- **Task goal**
The material below should be written out in full and exactly; pictures stay out of the copy.

Stored records:
* Begin *

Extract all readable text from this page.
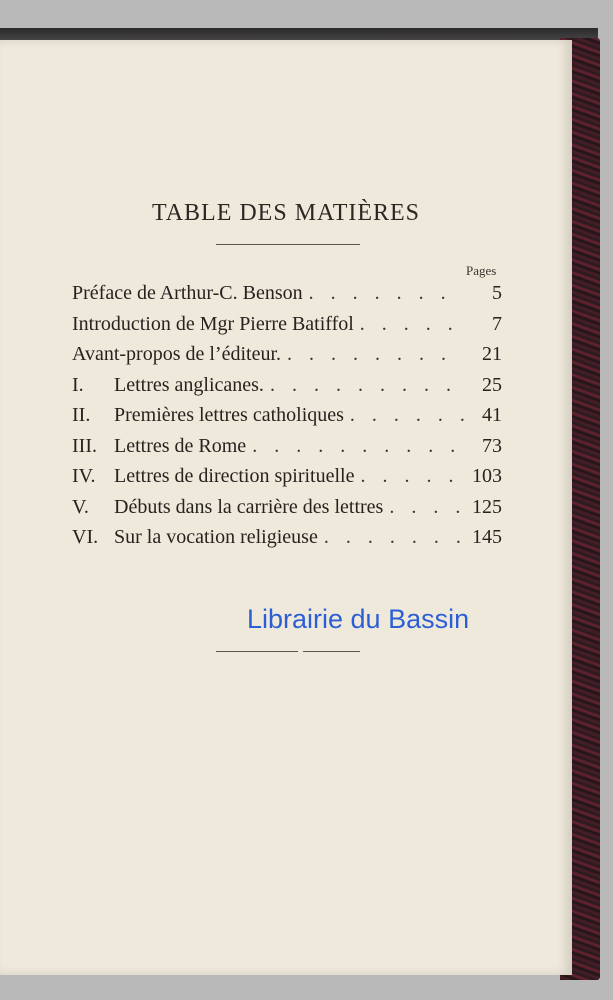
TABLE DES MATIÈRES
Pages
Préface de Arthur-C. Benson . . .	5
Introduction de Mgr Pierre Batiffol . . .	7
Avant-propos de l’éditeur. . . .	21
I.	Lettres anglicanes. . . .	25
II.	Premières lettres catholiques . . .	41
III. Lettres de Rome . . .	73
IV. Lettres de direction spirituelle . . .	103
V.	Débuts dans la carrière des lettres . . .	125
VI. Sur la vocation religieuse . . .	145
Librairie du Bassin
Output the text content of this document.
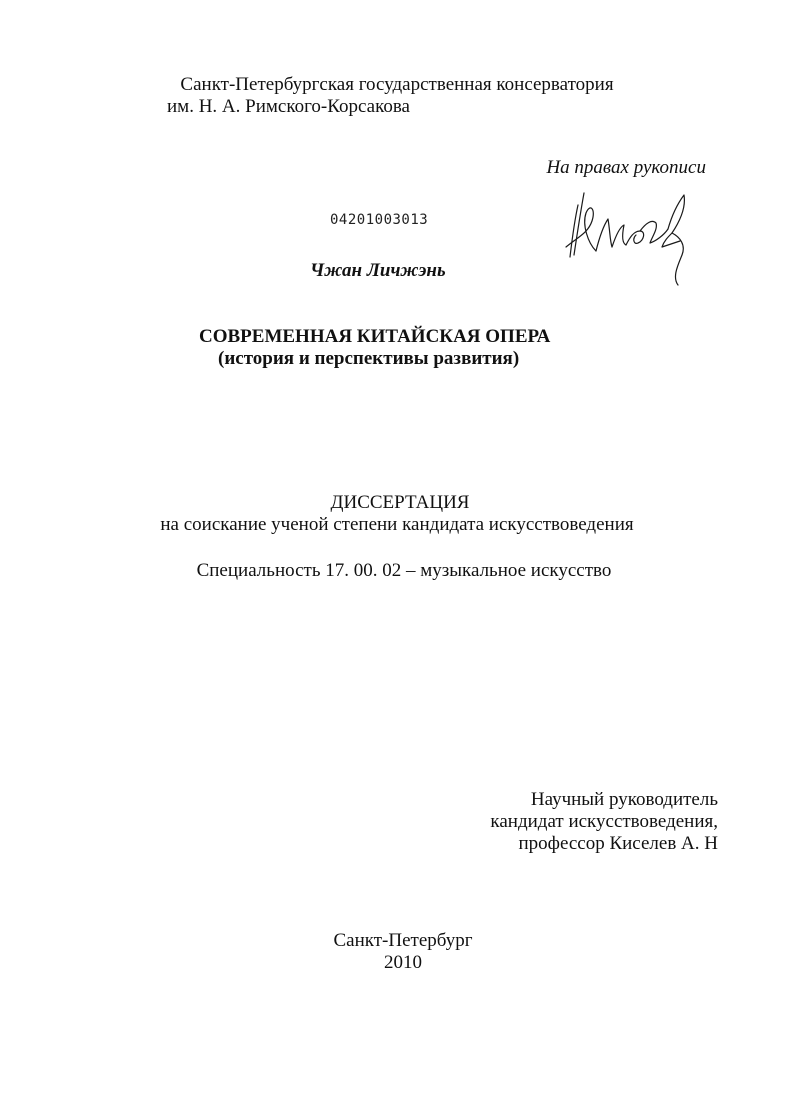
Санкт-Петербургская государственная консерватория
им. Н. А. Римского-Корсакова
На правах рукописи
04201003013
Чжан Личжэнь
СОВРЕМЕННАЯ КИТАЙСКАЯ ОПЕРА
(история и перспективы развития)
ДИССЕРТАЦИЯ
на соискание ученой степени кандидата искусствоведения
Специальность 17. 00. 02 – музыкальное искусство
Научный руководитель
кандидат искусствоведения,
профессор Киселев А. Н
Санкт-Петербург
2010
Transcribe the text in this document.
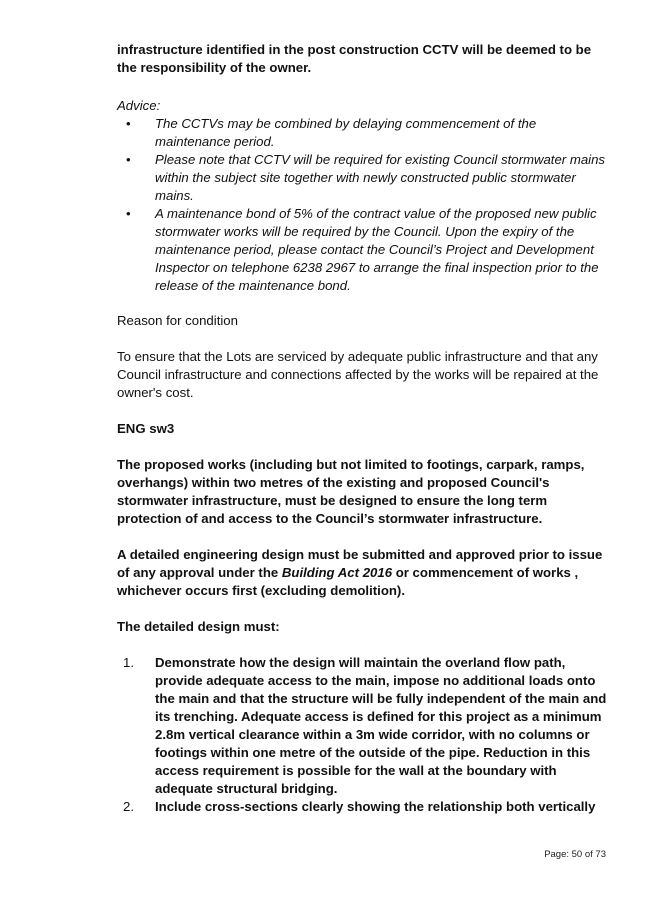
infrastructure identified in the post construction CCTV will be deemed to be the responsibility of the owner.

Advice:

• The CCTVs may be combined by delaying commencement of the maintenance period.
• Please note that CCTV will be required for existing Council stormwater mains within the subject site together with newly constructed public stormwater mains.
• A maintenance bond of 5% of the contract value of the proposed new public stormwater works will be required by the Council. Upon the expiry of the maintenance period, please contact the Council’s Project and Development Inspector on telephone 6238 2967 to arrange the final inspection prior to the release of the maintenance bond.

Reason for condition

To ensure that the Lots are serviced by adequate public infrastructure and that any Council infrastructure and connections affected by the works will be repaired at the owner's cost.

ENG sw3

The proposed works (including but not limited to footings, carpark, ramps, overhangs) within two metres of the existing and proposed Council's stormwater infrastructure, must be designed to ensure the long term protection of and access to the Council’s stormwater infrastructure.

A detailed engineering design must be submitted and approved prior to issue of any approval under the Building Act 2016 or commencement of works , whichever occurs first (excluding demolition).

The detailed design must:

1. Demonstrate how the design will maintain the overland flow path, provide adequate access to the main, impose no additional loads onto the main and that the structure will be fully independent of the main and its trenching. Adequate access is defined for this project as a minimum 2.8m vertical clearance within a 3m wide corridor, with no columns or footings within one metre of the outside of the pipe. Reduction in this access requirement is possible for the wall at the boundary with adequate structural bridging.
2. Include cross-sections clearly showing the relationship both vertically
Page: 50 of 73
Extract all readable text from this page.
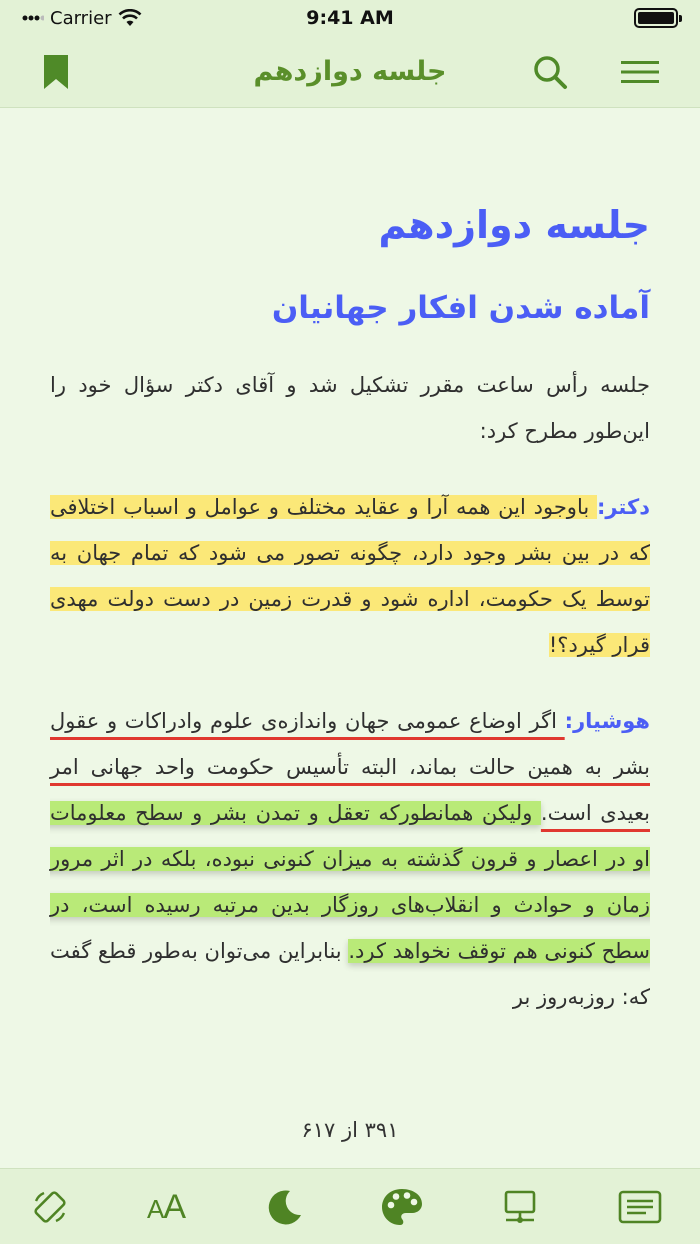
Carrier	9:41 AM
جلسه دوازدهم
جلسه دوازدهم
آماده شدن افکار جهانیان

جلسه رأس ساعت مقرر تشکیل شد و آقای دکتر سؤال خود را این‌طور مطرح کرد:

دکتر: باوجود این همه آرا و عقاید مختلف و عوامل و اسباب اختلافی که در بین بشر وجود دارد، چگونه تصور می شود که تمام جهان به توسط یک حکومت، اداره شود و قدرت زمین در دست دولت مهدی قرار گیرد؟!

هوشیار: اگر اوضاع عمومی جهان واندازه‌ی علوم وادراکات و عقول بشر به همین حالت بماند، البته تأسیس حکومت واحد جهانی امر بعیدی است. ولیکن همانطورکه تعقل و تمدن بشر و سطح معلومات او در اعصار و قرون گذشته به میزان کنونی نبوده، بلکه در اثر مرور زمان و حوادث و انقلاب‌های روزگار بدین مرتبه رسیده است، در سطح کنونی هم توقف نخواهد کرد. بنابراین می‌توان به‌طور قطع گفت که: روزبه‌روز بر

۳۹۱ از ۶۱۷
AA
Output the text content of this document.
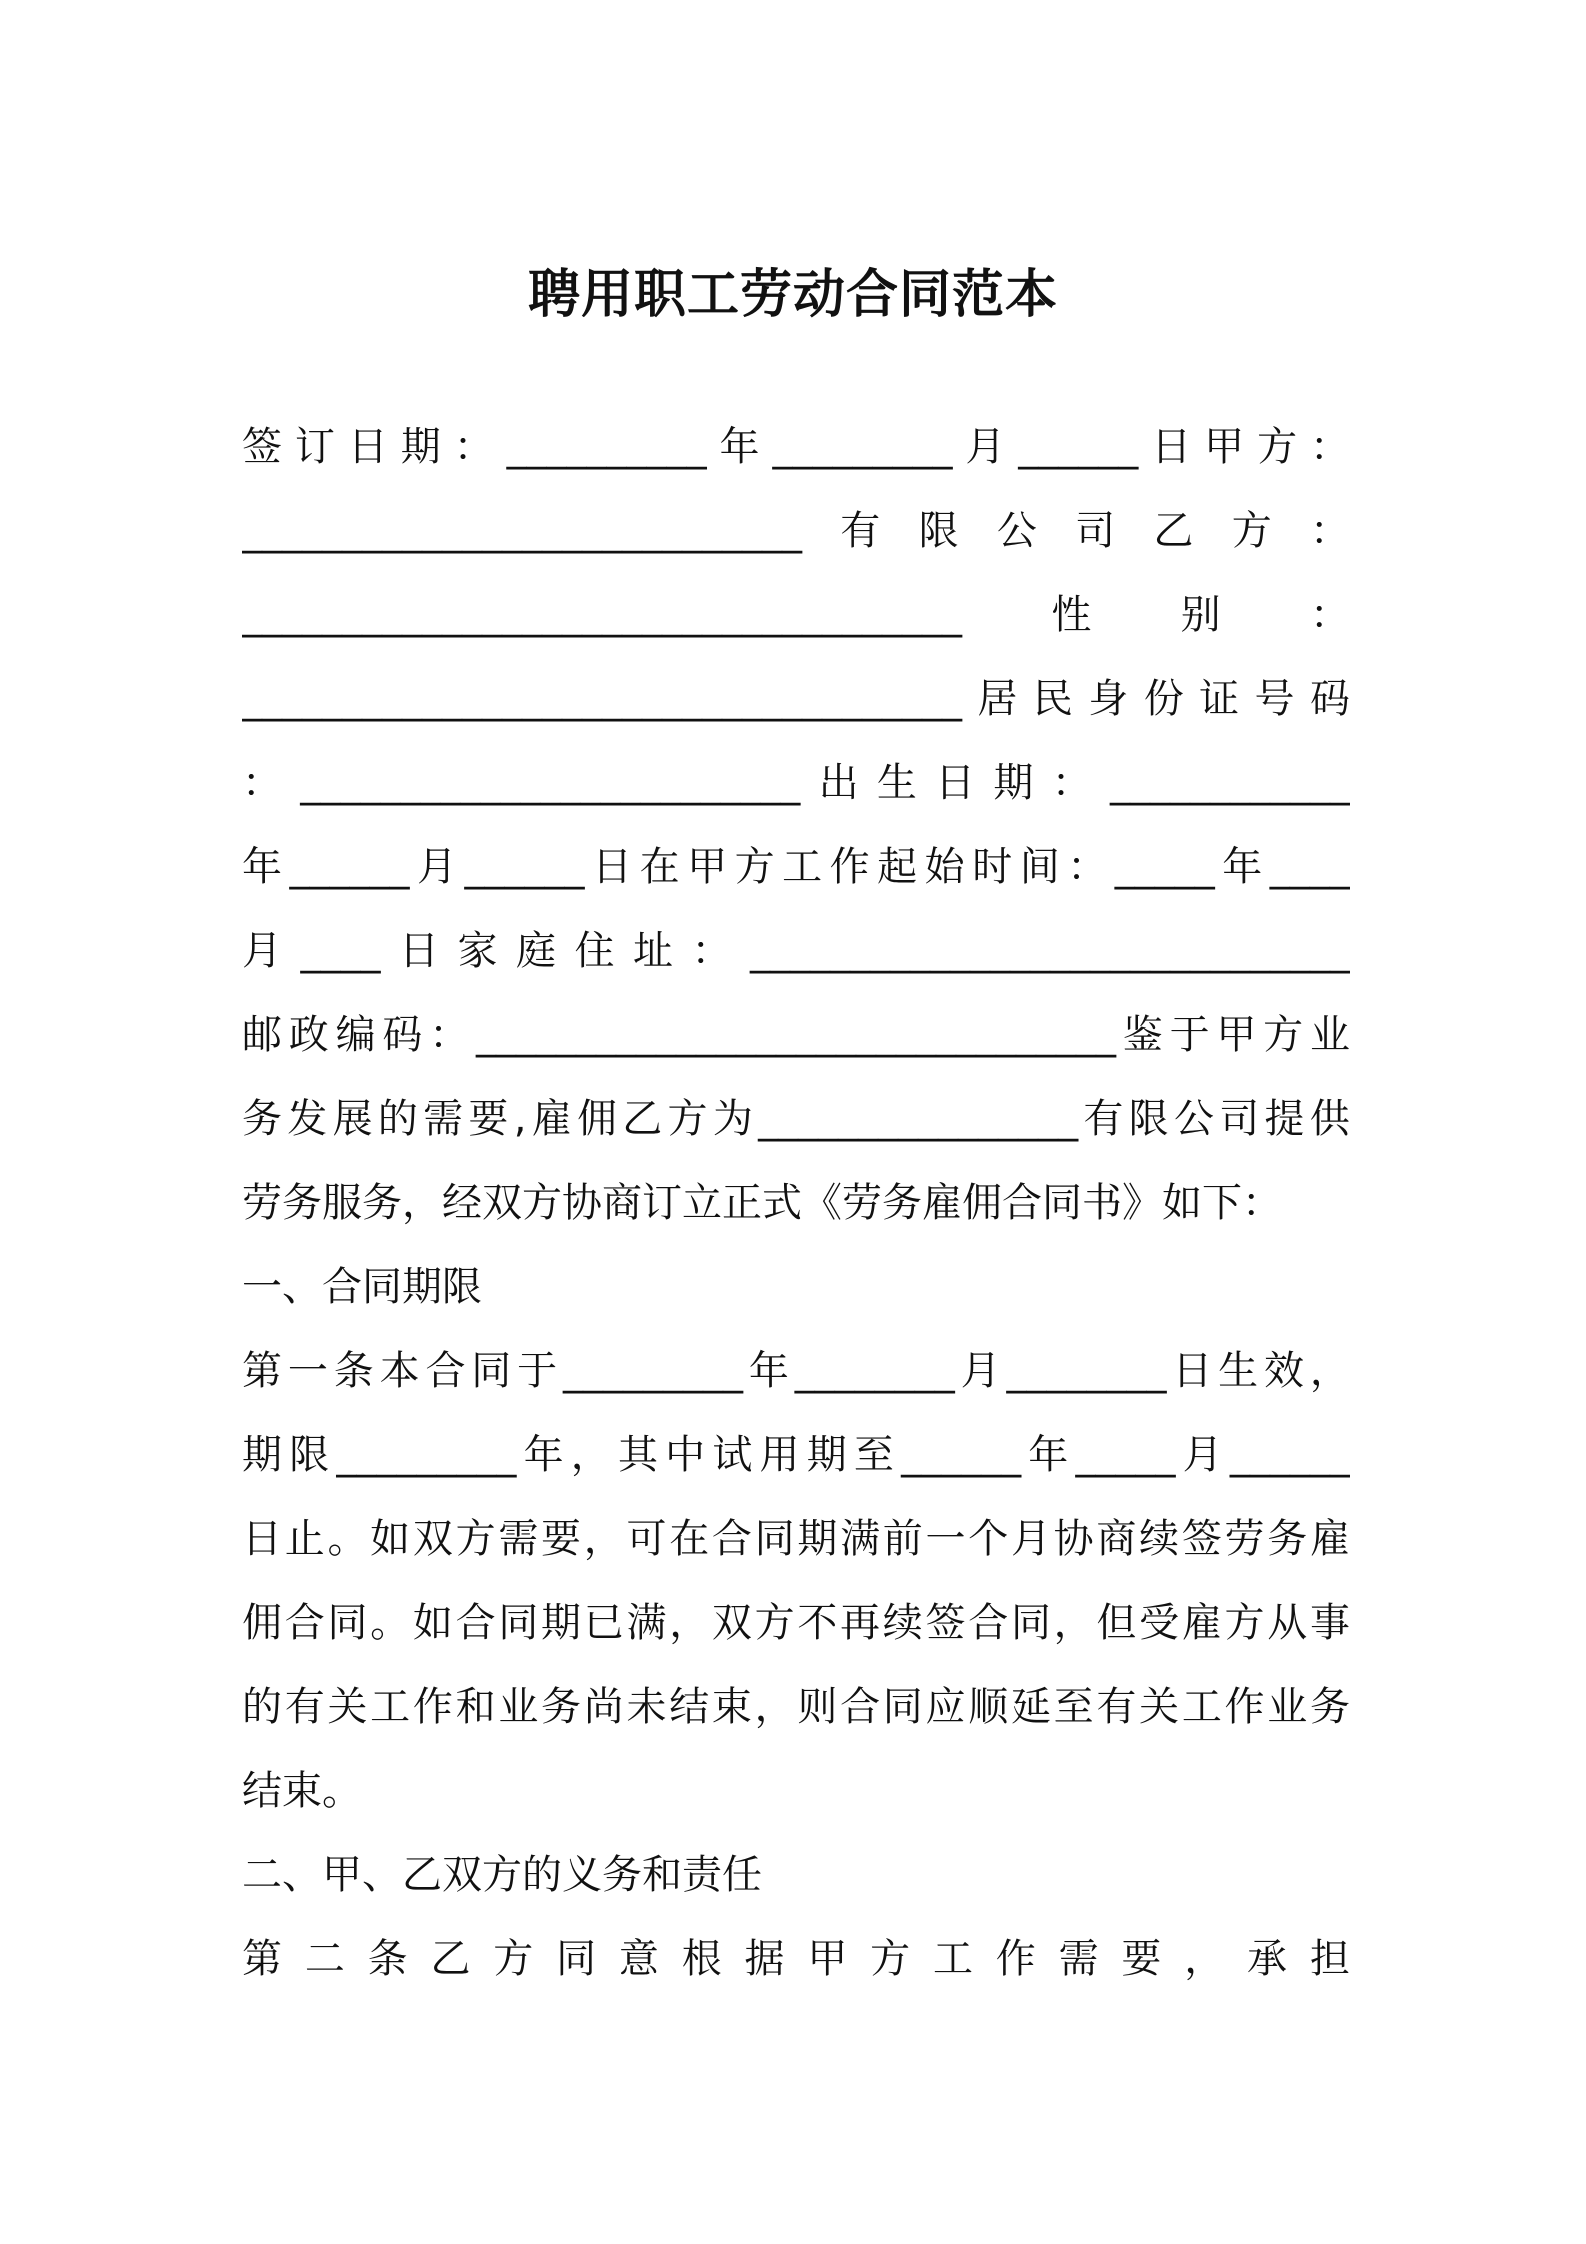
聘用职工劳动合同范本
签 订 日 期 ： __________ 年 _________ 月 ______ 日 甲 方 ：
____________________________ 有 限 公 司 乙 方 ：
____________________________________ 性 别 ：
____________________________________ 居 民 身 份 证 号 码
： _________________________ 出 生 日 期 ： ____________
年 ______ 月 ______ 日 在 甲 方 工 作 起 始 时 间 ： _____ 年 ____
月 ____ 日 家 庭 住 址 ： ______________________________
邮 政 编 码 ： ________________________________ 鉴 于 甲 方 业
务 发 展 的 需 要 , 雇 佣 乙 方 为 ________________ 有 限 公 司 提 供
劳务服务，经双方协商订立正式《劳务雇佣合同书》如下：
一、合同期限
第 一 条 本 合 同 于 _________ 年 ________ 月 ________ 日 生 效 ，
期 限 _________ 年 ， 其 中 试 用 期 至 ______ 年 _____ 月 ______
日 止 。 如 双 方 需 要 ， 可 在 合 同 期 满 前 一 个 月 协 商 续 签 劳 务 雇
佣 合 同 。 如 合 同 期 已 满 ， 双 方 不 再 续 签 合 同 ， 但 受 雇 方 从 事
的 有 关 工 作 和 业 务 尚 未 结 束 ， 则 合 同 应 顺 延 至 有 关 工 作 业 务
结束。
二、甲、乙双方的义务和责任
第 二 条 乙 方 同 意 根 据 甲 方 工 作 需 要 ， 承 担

* End *

- **Solution**
Extract all readable text from this page.
TABLE DES MATIÈRES
Pages
Préface de Arthur-C. Benson . . .	5
Introduction de Mgr Pierre Batiffol . . .	7
Avant-propos de l’éditeur. . . .	21
I.	Lettres anglicanes. . . .	25
II.	Premières lettres catholiques . . .	41
III. Lettres de Rome . . .	73
IV. Lettres de direction spirituelle . . .	103
V.	Débuts dans la carrière des lettres . . .	125
VI. Sur la vocation religieuse . . .	145
Librairie du Bassin
Output the text content of this document.
Санкт-Петербургская государственная консерватория
им. Н. А. Римского-Корсакова
На правах рукописи
04201003013
Чжан Личжэнь
СОВРЕМЕННАЯ КИТАЙСКАЯ ОПЕРА
(история и перспективы развития)
ДИССЕРТАЦИЯ
на соискание ученой степени кандидата искусствоведения
Специальность 17. 00. 02 – музыкальное искусство
Научный руководитель
кандидат искусствоведения,
профессор Киселев А. Н
Санкт-Петербург
2010
Transcribe the text in this document.
infrastructure identified in the post construction CCTV will be deemed to be the responsibility of the owner.

Advice:

• The CCTVs may be combined by delaying commencement of the maintenance period.
• Please note that CCTV will be required for existing Council stormwater mains within the subject site together with newly constructed public stormwater mains.
• A maintenance bond of 5% of the contract value of the proposed new public stormwater works will be required by the Council. Upon the expiry of the maintenance period, please contact the Council’s Project and Development Inspector on telephone 6238 2967 to arrange the final inspection prior to the release of the maintenance bond.

Reason for condition

To ensure that the Lots are serviced by adequate public infrastructure and that any Council infrastructure and connections affected by the works will be repaired at the owner's cost.

ENG sw3

The proposed works (including but not limited to footings, carpark, ramps, overhangs) within two metres of the existing and proposed Council's stormwater infrastructure, must be designed to ensure the long term protection of and access to the Council’s stormwater infrastructure.

A detailed engineering design must be submitted and approved prior to issue of any approval under the Building Act 2016 or commencement of works , whichever occurs first (excluding demolition).

The detailed design must:

1. Demonstrate how the design will maintain the overland flow path, provide adequate access to the main, impose no additional loads onto the main and that the structure will be fully independent of the main and its trenching. Adequate access is defined for this project as a minimum 2.8m vertical clearance within a 3m wide corridor, with no columns or footings within one metre of the outside of the pipe. Reduction in this access requirement is possible for the wall at the boundary with adequate structural bridging.
2. Include cross-sections clearly showing the relationship both vertically
Page: 50 of 73
Extract all readable text from this page.
Carrier	9:41 AM
جلسه دوازدهم
جلسه دوازدهم
آماده شدن افکار جهانیان

جلسه رأس ساعت مقرر تشکیل شد و آقای دکتر سؤال خود را این‌طور مطرح کرد:

دکتر: باوجود این همه آرا و عقاید مختلف و عوامل و اسباب اختلافی که در بین بشر وجود دارد، چگونه تصور می شود که تمام جهان به توسط یک حکومت، اداره شود و قدرت زمین در دست دولت مهدی قرار گیرد؟!

هوشیار: اگر اوضاع عمومی جهان واندازه‌ی علوم وادراکات و عقول بشر به همین حالت بماند، البته تأسیس حکومت واحد جهانی امر بعیدی است. ولیکن همانطورکه تعقل و تمدن بشر و سطح معلومات او در اعصار و قرون گذشته به میزان کنونی نبوده، بلکه در اثر مرور زمان و حوادث و انقلاب‌های روزگار بدین مرتبه رسیده است، در سطح کنونی هم توقف نخواهد کرد. بنابراین می‌توان به‌طور قطع گفت که: روزبه‌روز بر

۳۹۱ از ۶۱۷
AA
Output the text content of this document.
聘用职工劳动合同范本
签 订 日 期 ： __________ 年 _________ 月 ______ 日 甲 方 ：
____________________________ 有 限 公 司 乙 方 ：
____________________________________ 性 别 ：
____________________________________ 居 民 身 份 证 号 码
： _________________________ 出 生 日 期 ： ____________
年 ______ 月 ______ 日 在 甲 方 工 作 起 始 时 间 ： _____ 年 ____
月 ____ 日 家 庭 住 址 ： ______________________________
邮 政 编 码 ： ________________________________ 鉴 于 甲 方 业
务 发 展 的 需 要 , 雇 佣 乙 方 为 ________________ 有 限 公 司 提 供
劳务服务，经双方协商订立正式《劳务雇佣合同书》如下：
一、合同期限
第 一 条 本 合 同 于 _________ 年 ________ 月 ________ 日 生 效 ，
期 限 _________ 年 ， 其 中 试 用 期 至 ______ 年 _____ 月 ______
日 止 。 如 双 方 需 要 ， 可 在 合 同 期 满 前 一 个 月 协 商 续 签 劳 务 雇
佣 合 同 。 如 合 同 期 已 满 ， 双 方 不 再 续 签 合 同 ， 但 受 雇 方 从 事
的 有 关 工 作 和 业 务 尚 未 结 束 ， 则 合 同 应 顺 延 至 有 关 工 作 业 务
结束。
二、甲、乙双方的义务和责任
第 二 条 乙 方 同 意 根 据 甲 方 工 作 需 要 ， 承 担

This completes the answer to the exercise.